--- start ---
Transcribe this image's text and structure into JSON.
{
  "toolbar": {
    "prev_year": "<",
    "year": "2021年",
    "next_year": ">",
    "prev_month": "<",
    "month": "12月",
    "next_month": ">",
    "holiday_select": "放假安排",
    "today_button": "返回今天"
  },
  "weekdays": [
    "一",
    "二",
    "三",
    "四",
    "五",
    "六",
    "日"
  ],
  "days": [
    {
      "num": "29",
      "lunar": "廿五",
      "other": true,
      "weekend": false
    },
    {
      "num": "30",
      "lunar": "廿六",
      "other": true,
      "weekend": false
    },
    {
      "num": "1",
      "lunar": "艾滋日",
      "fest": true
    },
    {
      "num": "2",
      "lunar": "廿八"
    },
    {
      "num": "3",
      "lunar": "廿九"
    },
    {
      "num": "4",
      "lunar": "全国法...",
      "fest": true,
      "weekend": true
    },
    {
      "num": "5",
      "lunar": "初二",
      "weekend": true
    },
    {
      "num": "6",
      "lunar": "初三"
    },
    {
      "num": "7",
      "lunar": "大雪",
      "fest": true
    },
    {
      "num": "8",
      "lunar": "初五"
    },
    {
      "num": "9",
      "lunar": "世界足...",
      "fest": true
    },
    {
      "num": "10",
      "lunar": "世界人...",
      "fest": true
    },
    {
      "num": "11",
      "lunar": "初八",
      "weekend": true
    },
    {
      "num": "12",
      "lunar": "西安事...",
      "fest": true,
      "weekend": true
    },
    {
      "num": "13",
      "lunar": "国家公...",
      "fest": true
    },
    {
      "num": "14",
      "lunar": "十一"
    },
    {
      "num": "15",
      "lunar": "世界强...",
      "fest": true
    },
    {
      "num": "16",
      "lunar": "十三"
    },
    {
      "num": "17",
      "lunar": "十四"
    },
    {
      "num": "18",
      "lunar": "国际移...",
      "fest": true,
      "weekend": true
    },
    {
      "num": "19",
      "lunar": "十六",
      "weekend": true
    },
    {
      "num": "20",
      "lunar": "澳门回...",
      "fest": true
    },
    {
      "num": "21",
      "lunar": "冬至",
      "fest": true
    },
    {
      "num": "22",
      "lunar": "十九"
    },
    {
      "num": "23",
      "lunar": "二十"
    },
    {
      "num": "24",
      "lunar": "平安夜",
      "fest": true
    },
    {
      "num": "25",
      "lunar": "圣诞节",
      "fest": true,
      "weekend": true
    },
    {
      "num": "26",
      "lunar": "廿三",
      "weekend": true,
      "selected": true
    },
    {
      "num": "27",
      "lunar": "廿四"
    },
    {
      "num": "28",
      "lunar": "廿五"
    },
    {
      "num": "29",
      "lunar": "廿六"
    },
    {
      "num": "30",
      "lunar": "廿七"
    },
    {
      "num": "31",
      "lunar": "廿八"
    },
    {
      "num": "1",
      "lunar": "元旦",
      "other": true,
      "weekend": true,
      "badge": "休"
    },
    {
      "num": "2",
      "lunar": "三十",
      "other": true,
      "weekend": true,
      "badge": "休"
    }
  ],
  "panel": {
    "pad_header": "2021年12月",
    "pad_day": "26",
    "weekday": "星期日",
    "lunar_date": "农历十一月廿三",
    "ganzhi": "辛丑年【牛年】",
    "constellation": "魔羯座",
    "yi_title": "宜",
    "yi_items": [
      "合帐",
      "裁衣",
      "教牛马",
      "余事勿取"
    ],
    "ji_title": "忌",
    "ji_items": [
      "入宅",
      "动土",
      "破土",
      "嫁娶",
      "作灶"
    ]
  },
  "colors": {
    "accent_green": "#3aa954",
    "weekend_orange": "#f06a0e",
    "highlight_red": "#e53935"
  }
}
--- end ---
--- start ---
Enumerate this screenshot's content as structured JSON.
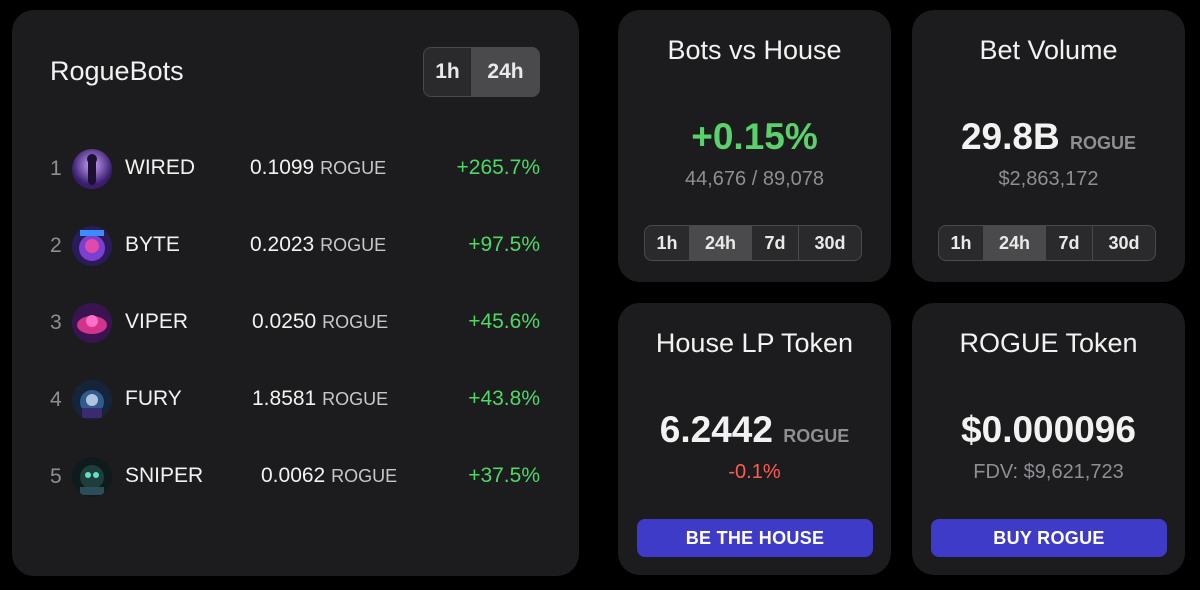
--- end ---
--- start ---
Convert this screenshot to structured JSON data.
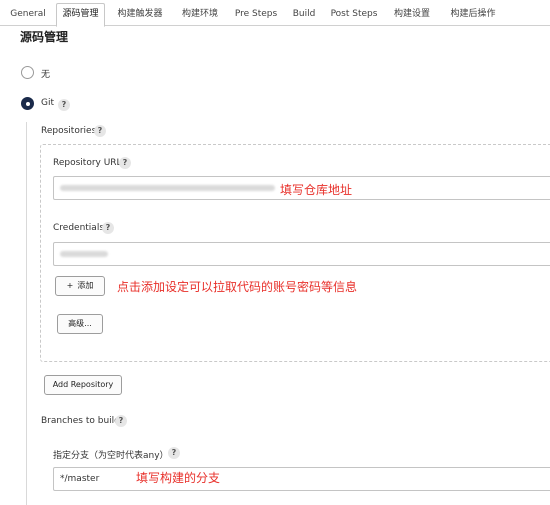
--- end ---
Among the entries above, how many lines include the word "structured"? Give the number with no comment.

▸ Reply
2